** STATED EXERCISE **
In the entries below, count every line containing "PERÚ". Return the number and nothing else.

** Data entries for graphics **
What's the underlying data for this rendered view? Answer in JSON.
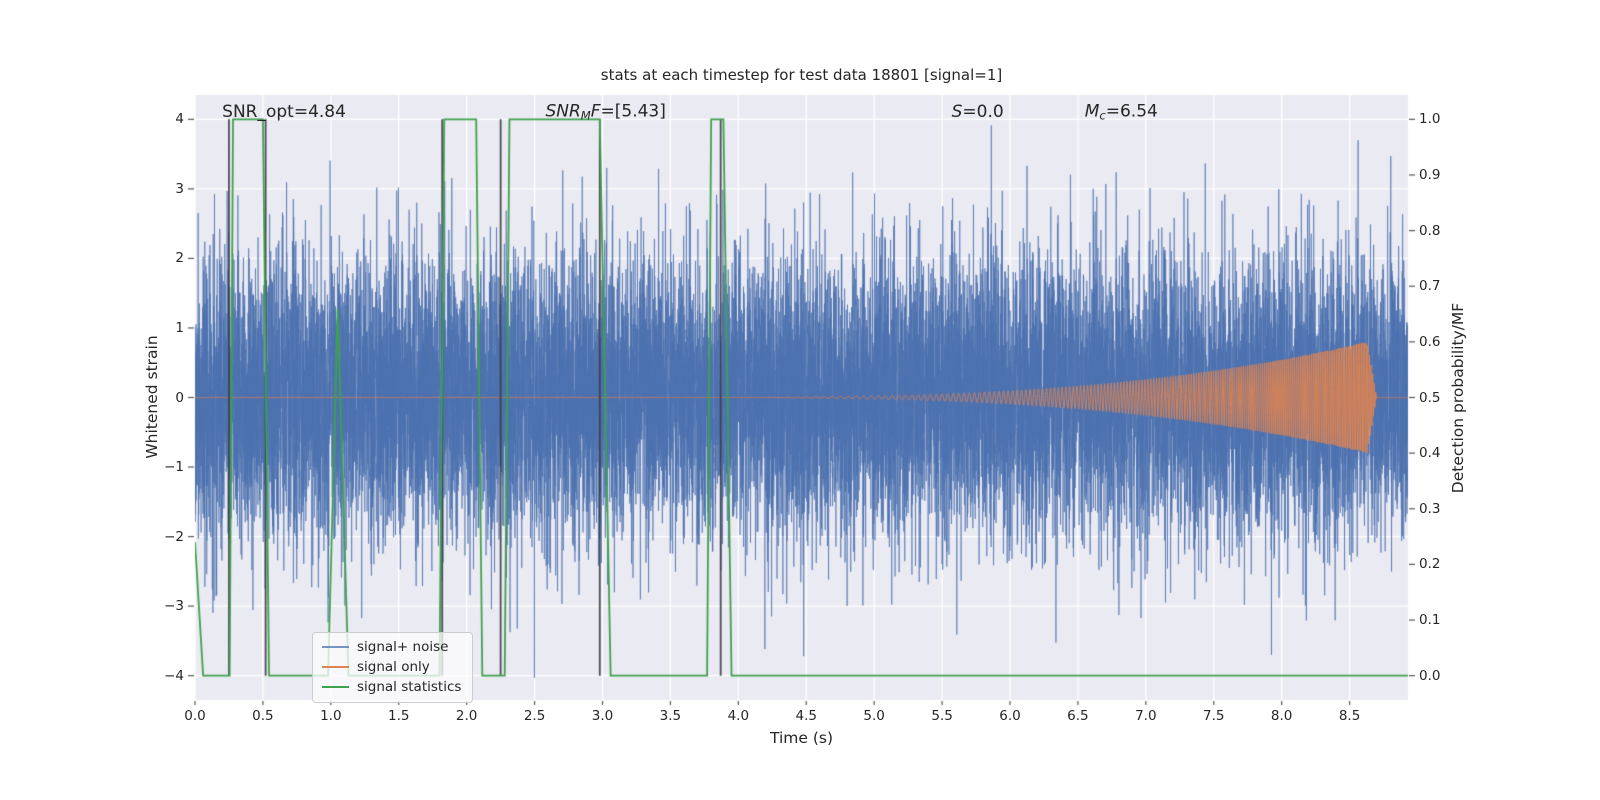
{
  "chart_data": {
    "type": "line",
    "title": "stats at each timestep for test data 18801 [signal=1]",
    "xlabel": "Time (s)",
    "ylabel_left": "Whitened strain",
    "ylabel_right": "Detection probability/MF",
    "xlim": [
      0,
      8.93
    ],
    "ylim_left": [
      -4.35,
      4.35
    ],
    "ylim_right": [
      -0.04375,
      1.04375
    ],
    "grid": true,
    "background": "#eaeaf2",
    "grid_color": "#ffffff",
    "x_tick_labels": [
      "0.0",
      "0.5",
      "1.0",
      "1.5",
      "2.0",
      "2.5",
      "3.0",
      "3.5",
      "4.0",
      "4.5",
      "5.0",
      "5.5",
      "6.0",
      "6.5",
      "7.0",
      "7.5",
      "8.0",
      "8.5"
    ],
    "y_tick_labels_left": [
      "−4",
      "−3",
      "−2",
      "−1",
      "0",
      "1",
      "2",
      "3",
      "4"
    ],
    "y_tick_labels_right": [
      "0.0",
      "0.1",
      "0.2",
      "0.3",
      "0.4",
      "0.5",
      "0.6",
      "0.7",
      "0.8",
      "0.9",
      "1.0"
    ],
    "annotations": [
      {
        "x": 0.2,
        "y": 4.1,
        "parts": [
          {
            "t": "SNR_opt=4.84"
          }
        ]
      },
      {
        "x": 2.58,
        "y": 4.1,
        "parts": [
          {
            "t": "SNR",
            "i": true
          },
          {
            "t": "M",
            "i": true,
            "sub": true
          },
          {
            "t": "F",
            "i": true
          },
          {
            "t": "=[5.43]"
          }
        ]
      },
      {
        "x": 5.57,
        "y": 4.1,
        "parts": [
          {
            "t": "S",
            "i": true
          },
          {
            "t": "=0.0"
          }
        ]
      },
      {
        "x": 6.55,
        "y": 4.1,
        "parts": [
          {
            "t": "M",
            "i": true
          },
          {
            "t": "c",
            "i": true,
            "sub": true
          },
          {
            "t": "=6.54"
          }
        ]
      }
    ],
    "vlines": {
      "color": "rgba(60,60,70,0.9)",
      "times": [
        0.25,
        0.52,
        1.82,
        2.25,
        2.98,
        3.87
      ]
    },
    "series": [
      {
        "name": "signal+ noise",
        "type": "noise",
        "color_stroke": "rgba(76,114,176,0.68)",
        "std": 1.02,
        "samples": 14000
      },
      {
        "name": "signal only",
        "type": "chirp",
        "color_stroke": "rgba(221,132,82,0.95)",
        "t_start": 3.4,
        "t_merger": 8.63,
        "t_end": 8.7,
        "amp_max": 0.8,
        "amp_power": 3.0,
        "f_start": 12,
        "f_end": 85
      },
      {
        "name": "signal statistics",
        "type": "step",
        "color_stroke": "#3fa24c",
        "points": [
          [
            0,
            0.24
          ],
          [
            0.06,
            0
          ],
          [
            0.255,
            0
          ],
          [
            0.28,
            1
          ],
          [
            0.5,
            1
          ],
          [
            0.545,
            0
          ],
          [
            0.98,
            0
          ],
          [
            1.05,
            0.66
          ],
          [
            1.13,
            0
          ],
          [
            1.8,
            0
          ],
          [
            1.835,
            1
          ],
          [
            2.07,
            1
          ],
          [
            2.115,
            0
          ],
          [
            2.28,
            0
          ],
          [
            2.315,
            1
          ],
          [
            2.98,
            1
          ],
          [
            3.06,
            0
          ],
          [
            3.77,
            0
          ],
          [
            3.8,
            1
          ],
          [
            3.89,
            1
          ],
          [
            3.95,
            0
          ],
          [
            8.93,
            0
          ]
        ]
      }
    ],
    "legend": {
      "items": [
        {
          "label": "signal+ noise",
          "color": "rgba(76,114,176,0.75)"
        },
        {
          "label": "signal only",
          "color": "#dd8452"
        },
        {
          "label": "signal statistics",
          "color": "#3fa24c"
        }
      ]
    }
  }
}
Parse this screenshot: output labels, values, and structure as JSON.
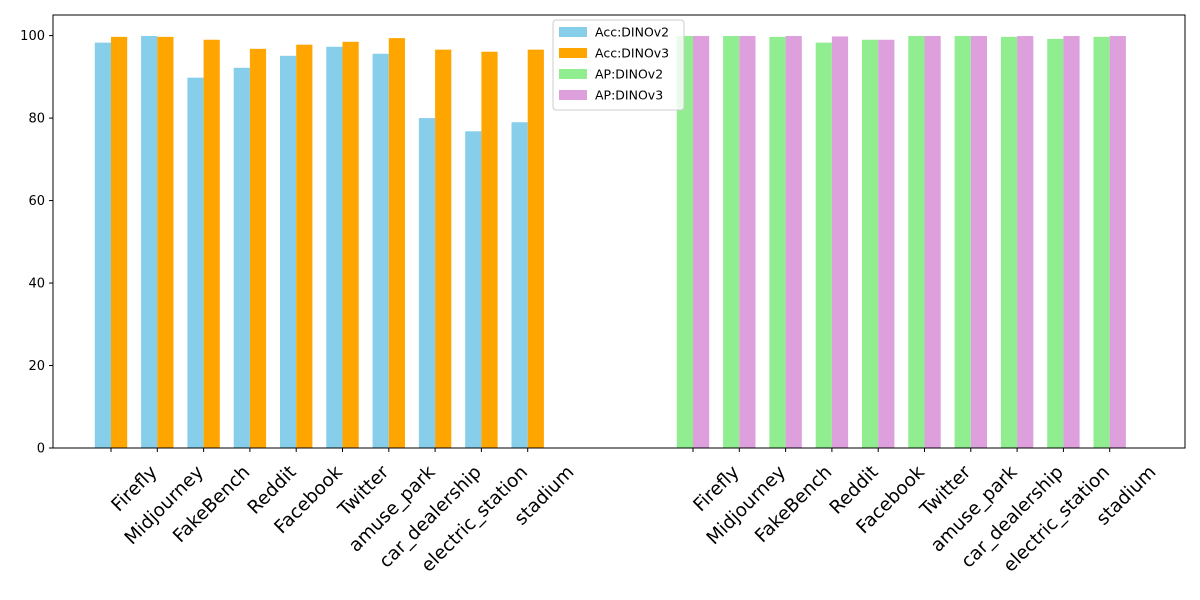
{
  "chart_data": {
    "type": "bar",
    "title": "",
    "xlabel": "",
    "ylabel": "",
    "ylim": [
      0,
      105
    ],
    "yticks": [
      0,
      20,
      40,
      60,
      80,
      100
    ],
    "grid": false,
    "legend_position": "top-center",
    "groups": [
      {
        "name": "Acc",
        "categories": [
          "Firefly",
          "Midjourney",
          "FakeBench",
          "Reddit",
          "Facebook",
          "Twitter",
          "amuse_park",
          "car_dealership",
          "electric_station",
          "stadium"
        ],
        "series": [
          {
            "name": "Acc:DINOv2",
            "color": "#87ceeb",
            "values": [
              98.3,
              99.9,
              89.8,
              92.2,
              95.1,
              97.3,
              95.6,
              80.0,
              76.8,
              79.0
            ]
          },
          {
            "name": "Acc:DINOv3",
            "color": "#ffa500",
            "values": [
              99.7,
              99.7,
              99.0,
              96.8,
              97.8,
              98.5,
              99.4,
              96.6,
              96.1,
              96.6
            ]
          }
        ]
      },
      {
        "name": "AP",
        "categories": [
          "Firefly",
          "Midjourney",
          "FakeBench",
          "Reddit",
          "Facebook",
          "Twitter",
          "amuse_park",
          "car_dealership",
          "electric_station",
          "stadium"
        ],
        "series": [
          {
            "name": "AP:DINOv2",
            "color": "#90ee90",
            "values": [
              99.9,
              99.9,
              99.7,
              98.3,
              99.0,
              99.9,
              99.9,
              99.7,
              99.2,
              99.7
            ]
          },
          {
            "name": "AP:DINOv3",
            "color": "#dda0dd",
            "values": [
              99.9,
              99.9,
              99.9,
              99.8,
              99.0,
              99.9,
              99.9,
              99.9,
              99.9,
              99.9
            ]
          }
        ]
      }
    ],
    "legend": [
      "Acc:DINOv2",
      "Acc:DINOv3",
      "AP:DINOv2",
      "AP:DINOv3"
    ]
  }
}
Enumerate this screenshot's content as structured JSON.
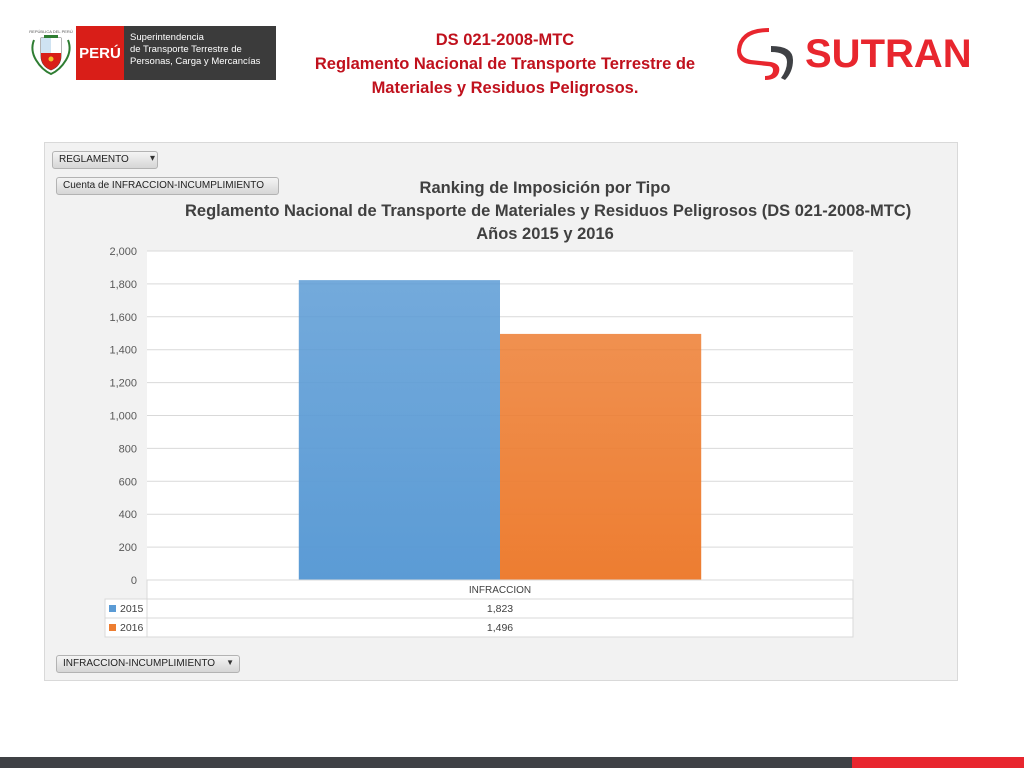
{
  "header": {
    "peru_label": "PERÚ",
    "republic_label": "REPÚBLICA DEL PERÚ",
    "institution_lines": [
      "Superintendencia",
      "de Transporte Terrestre de",
      "Personas, Carga y Mercancías"
    ],
    "title_lines": [
      "DS 021-2008-MTC",
      "Reglamento Nacional de Transporte Terrestre de",
      "Materiales y Residuos Peligrosos."
    ],
    "brand": "SUTRAN"
  },
  "pivot_controls": {
    "filter_field": "REGLAMENTO",
    "value_field": "Cuenta de INFRACCION-INCUMPLIMIENTO",
    "axis_field": "INFRACCION-INCUMPLIMIENTO"
  },
  "chart_data": {
    "type": "bar",
    "title_lines": [
      "Ranking de Imposición por Tipo",
      "Reglamento Nacional de Transporte de Materiales y Residuos Peligrosos (DS 021-2008-MTC)",
      "Años 2015 y 2016"
    ],
    "categories": [
      "INFRACCION"
    ],
    "series": [
      {
        "name": "2015",
        "values": [
          1823
        ],
        "display_values": [
          "1,823"
        ],
        "color": "#5b9bd5"
      },
      {
        "name": "2016",
        "values": [
          1496
        ],
        "display_values": [
          "1,496"
        ],
        "color": "#ed7d31"
      }
    ],
    "ylim": [
      0,
      2000
    ],
    "yticks": [
      0,
      200,
      400,
      600,
      800,
      1000,
      1200,
      1400,
      1600,
      1800,
      2000
    ],
    "ytick_labels": [
      "0",
      "200",
      "400",
      "600",
      "800",
      "1,000",
      "1,200",
      "1,400",
      "1,600",
      "1,800",
      "2,000"
    ],
    "grid": true,
    "legend": "data-table"
  },
  "colors": {
    "brand_red": "#e8262e",
    "title_red": "#c0111d",
    "bar_2015": "#5b9bd5",
    "bar_2016": "#ed7d31"
  }
}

** FULL RESPONSE **
2